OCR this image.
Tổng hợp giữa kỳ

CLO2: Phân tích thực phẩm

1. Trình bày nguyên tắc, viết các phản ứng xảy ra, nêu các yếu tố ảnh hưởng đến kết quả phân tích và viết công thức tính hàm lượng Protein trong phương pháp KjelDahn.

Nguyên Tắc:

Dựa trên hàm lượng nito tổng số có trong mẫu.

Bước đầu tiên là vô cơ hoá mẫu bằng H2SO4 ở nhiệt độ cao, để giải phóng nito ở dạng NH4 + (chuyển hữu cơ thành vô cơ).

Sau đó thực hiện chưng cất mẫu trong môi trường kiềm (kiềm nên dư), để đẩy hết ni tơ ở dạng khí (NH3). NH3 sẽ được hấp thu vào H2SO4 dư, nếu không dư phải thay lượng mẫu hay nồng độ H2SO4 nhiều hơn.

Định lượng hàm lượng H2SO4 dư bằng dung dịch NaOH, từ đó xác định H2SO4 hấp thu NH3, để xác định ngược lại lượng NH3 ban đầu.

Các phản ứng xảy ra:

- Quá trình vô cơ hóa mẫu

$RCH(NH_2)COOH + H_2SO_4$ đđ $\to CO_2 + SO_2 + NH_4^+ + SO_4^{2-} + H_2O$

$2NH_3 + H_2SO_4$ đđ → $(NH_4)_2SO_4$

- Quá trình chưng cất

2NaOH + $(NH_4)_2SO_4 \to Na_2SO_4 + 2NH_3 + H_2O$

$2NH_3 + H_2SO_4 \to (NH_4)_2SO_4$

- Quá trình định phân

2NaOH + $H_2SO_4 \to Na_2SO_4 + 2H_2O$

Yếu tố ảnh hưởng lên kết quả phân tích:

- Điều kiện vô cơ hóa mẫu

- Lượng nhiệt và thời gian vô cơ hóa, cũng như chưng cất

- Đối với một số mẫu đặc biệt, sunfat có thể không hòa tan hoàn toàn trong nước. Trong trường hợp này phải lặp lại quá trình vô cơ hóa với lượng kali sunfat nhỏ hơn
────────
### WHAT TO DO
A word-for-word repetition of the listing above is required.

### COMPLETED EXERCISE
OCR this image.
Tổng hợp giữa kỳ

CLO2: Phân tích thực phẩm

1. Trình bày nguyên tắc, viết các phản ứng xảy ra, nêu các yếu tố ảnh hưởng đến kết quả phân tích và viết công thức tính hàm lượng Protein trong phương pháp KjelDahn.

Nguyên Tắc:

Dựa trên hàm lượng nito tổng số có trong mẫu.

Bước đầu tiên là vô cơ hoá mẫu bằng H2SO4 ở nhiệt độ cao, để giải phóng nito ở dạng NH4 + (chuyển hữu cơ thành vô cơ).

Sau đó thực hiện chưng cất mẫu trong môi trường kiềm (kiềm nên dư), để đẩy hết ni tơ ở dạng khí (NH3). NH3 sẽ được hấp thu vào H2SO4 dư, nếu không dư phải thay lượng mẫu hay nồng độ H2SO4 nhiều hơn.

Định lượng hàm lượng H2SO4 dư bằng dung dịch NaOH, từ đó xác định H2SO4 hấp thu NH3, để xác định ngược lại lượng NH3 ban đầu.

Các phản ứng xảy ra:

- Quá trình vô cơ hóa mẫu

$RCH(NH_2)COOH + H_2SO_4$ đđ $\to CO_2 + SO_2 + NH_4^+ + SO_4^{2-} + H_2O$

$2NH_3 + H_2SO_4$ đđ → $(NH_4)_2SO_4$

- Quá trình chưng cất

2NaOH + $(NH_4)_2SO_4 \to Na_2SO_4 + 2NH_3 + H_2O$

$2NH_3 + H_2SO_4 \to (NH_4)_2SO_4$

- Quá trình định phân

2NaOH + $H_2SO_4 \to Na_2SO_4 + 2H_2O$

Yếu tố ảnh hưởng lên kết quả phân tích:

- Điều kiện vô cơ hóa mẫu

- Lượng nhiệt và thời gian vô cơ hóa, cũng như chưng cất

- Đối với một số mẫu đặc biệt, sunfat có thể không hòa tan hoàn toàn trong nước. Trong trường hợp này phải lặp lại quá trình vô cơ hóa với lượng kali sunfat nhỏ hơn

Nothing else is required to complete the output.